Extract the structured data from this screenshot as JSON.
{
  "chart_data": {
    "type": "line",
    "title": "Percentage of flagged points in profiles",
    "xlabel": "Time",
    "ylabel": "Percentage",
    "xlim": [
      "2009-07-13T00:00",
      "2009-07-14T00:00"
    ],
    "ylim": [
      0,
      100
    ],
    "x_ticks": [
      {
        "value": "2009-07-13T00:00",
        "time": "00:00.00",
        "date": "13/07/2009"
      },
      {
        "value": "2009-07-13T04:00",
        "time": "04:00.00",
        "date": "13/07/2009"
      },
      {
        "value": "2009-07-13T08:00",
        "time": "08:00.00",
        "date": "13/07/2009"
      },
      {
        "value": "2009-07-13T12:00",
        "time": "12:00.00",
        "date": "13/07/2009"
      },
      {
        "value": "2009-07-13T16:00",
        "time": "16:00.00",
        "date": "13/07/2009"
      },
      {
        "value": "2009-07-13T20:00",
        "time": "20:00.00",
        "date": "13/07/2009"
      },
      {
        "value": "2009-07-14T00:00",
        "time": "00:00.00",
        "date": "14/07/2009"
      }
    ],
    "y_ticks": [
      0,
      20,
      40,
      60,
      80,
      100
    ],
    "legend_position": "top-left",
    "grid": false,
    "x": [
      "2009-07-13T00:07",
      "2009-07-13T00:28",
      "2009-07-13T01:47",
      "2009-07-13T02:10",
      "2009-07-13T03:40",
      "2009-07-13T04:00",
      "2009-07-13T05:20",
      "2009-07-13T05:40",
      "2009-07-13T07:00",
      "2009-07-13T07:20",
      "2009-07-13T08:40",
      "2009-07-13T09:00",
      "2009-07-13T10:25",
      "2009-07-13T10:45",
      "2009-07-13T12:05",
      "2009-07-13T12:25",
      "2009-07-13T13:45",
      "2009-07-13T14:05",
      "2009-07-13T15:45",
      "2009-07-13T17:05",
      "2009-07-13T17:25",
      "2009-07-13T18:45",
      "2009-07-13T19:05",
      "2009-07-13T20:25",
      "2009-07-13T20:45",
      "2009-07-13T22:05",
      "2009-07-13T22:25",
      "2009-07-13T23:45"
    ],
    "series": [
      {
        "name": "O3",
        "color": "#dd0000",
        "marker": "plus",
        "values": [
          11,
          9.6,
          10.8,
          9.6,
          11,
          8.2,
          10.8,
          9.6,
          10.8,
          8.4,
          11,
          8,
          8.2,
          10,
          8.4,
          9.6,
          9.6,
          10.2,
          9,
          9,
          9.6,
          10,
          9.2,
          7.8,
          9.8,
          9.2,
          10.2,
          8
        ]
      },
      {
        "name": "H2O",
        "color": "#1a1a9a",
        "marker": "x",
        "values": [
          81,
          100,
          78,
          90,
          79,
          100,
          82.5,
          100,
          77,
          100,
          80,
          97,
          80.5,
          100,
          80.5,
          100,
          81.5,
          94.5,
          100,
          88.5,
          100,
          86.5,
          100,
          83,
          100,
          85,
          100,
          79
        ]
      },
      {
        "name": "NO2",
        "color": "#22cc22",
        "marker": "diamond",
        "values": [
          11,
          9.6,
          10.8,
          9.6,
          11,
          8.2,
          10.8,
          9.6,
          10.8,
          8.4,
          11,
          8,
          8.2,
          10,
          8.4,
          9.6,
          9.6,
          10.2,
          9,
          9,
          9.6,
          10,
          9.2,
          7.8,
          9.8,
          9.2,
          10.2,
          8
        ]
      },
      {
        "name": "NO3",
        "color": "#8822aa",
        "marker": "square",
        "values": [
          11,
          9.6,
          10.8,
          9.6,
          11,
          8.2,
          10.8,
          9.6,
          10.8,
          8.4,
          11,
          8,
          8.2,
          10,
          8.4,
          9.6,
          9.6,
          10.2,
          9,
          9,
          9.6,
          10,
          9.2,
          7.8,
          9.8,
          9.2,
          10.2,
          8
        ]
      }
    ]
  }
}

Set exercise: Which lines hold the word "marker"? Copy each of them from the records.

Solution for this task:
        "marker": "plus",
        "marker": "x",
        "marker": "diamond",
        "marker": "square",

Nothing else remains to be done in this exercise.